Direction: Transcribe each line exactly.
--------------------------------
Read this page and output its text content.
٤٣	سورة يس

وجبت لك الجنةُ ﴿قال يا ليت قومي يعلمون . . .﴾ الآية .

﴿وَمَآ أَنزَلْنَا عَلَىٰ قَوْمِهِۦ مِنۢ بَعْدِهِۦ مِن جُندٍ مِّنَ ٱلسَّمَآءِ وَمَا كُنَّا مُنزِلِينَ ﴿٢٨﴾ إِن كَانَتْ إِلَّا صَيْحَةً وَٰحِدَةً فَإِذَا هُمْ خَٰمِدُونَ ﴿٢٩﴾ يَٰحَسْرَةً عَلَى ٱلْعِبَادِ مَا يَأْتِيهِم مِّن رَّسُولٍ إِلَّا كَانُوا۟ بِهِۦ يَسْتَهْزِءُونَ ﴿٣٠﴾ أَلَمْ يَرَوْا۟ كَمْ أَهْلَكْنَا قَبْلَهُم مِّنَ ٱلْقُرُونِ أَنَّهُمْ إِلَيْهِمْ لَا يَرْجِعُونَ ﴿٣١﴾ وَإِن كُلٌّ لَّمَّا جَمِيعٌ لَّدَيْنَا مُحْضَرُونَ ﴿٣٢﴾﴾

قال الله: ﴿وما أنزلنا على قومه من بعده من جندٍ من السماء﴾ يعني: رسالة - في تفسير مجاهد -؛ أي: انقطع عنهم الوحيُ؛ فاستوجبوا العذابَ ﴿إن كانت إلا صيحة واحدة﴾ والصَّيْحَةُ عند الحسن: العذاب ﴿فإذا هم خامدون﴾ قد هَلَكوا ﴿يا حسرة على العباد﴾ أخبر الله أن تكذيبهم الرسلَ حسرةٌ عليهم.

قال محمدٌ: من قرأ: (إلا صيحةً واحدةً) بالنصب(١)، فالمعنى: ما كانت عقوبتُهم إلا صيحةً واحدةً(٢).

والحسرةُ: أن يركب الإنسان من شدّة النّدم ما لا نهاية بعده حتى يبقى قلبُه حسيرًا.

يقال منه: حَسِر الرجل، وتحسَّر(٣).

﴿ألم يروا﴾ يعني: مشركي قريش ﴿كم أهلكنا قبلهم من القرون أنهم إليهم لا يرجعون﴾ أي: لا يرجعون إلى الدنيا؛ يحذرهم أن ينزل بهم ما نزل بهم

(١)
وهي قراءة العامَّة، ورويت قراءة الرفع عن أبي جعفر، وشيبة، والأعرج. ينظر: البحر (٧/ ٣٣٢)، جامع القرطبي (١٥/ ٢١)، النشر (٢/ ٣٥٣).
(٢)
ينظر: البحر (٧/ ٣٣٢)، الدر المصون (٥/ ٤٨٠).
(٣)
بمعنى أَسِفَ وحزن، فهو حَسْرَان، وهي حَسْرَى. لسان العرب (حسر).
--------------------------------
Answer to the exercise:
Read this page and output its text content.
٤٣	سورة يس

وجبت لك الجنةُ ﴿قال يا ليت قومي يعلمون . . .﴾ الآية .

﴿وَمَآ أَنزَلْنَا عَلَىٰ قَوْمِهِۦ مِنۢ بَعْدِهِۦ مِن جُندٍ مِّنَ ٱلسَّمَآءِ وَمَا كُنَّا مُنزِلِينَ ﴿٢٨﴾ إِن كَانَتْ إِلَّا صَيْحَةً وَٰحِدَةً فَإِذَا هُمْ خَٰمِدُونَ ﴿٢٩﴾ يَٰحَسْرَةً عَلَى ٱلْعِبَادِ مَا يَأْتِيهِم مِّن رَّسُولٍ إِلَّا كَانُوا۟ بِهِۦ يَسْتَهْزِءُونَ ﴿٣٠﴾ أَلَمْ يَرَوْا۟ كَمْ أَهْلَكْنَا قَبْلَهُم مِّنَ ٱلْقُرُونِ أَنَّهُمْ إِلَيْهِمْ لَا يَرْجِعُونَ ﴿٣١﴾ وَإِن كُلٌّ لَّمَّا جَمِيعٌ لَّدَيْنَا مُحْضَرُونَ ﴿٣٢﴾﴾

قال الله: ﴿وما أنزلنا على قومه من بعده من جندٍ من السماء﴾ يعني: رسالة - في تفسير مجاهد -؛ أي: انقطع عنهم الوحيُ؛ فاستوجبوا العذابَ ﴿إن كانت إلا صيحة واحدة﴾ والصَّيْحَةُ عند الحسن: العذاب ﴿فإذا هم خامدون﴾ قد هَلَكوا ﴿يا حسرة على العباد﴾ أخبر الله أن تكذيبهم الرسلَ حسرةٌ عليهم.

قال محمدٌ: من قرأ: (إلا صيحةً واحدةً) بالنصب(١)، فالمعنى: ما كانت عقوبتُهم إلا صيحةً واحدةً(٢).

والحسرةُ: أن يركب الإنسان من شدّة النّدم ما لا نهاية بعده حتى يبقى قلبُه حسيرًا.

يقال منه: حَسِر الرجل، وتحسَّر(٣).

﴿ألم يروا﴾ يعني: مشركي قريش ﴿كم أهلكنا قبلهم من القرون أنهم إليهم لا يرجعون﴾ أي: لا يرجعون إلى الدنيا؛ يحذرهم أن ينزل بهم ما نزل بهم

(١)
وهي قراءة العامَّة، ورويت قراءة الرفع عن أبي جعفر، وشيبة، والأعرج. ينظر: البحر (٧/ ٣٣٢)، جامع القرطبي (١٥/ ٢١)، النشر (٢/ ٣٥٣).
(٢)
ينظر: البحر (٧/ ٣٣٢)، الدر المصون (٥/ ٤٨٠).
(٣)
بمعنى أَسِفَ وحزن، فهو حَسْرَان، وهي حَسْرَى. لسان العرب (حسر).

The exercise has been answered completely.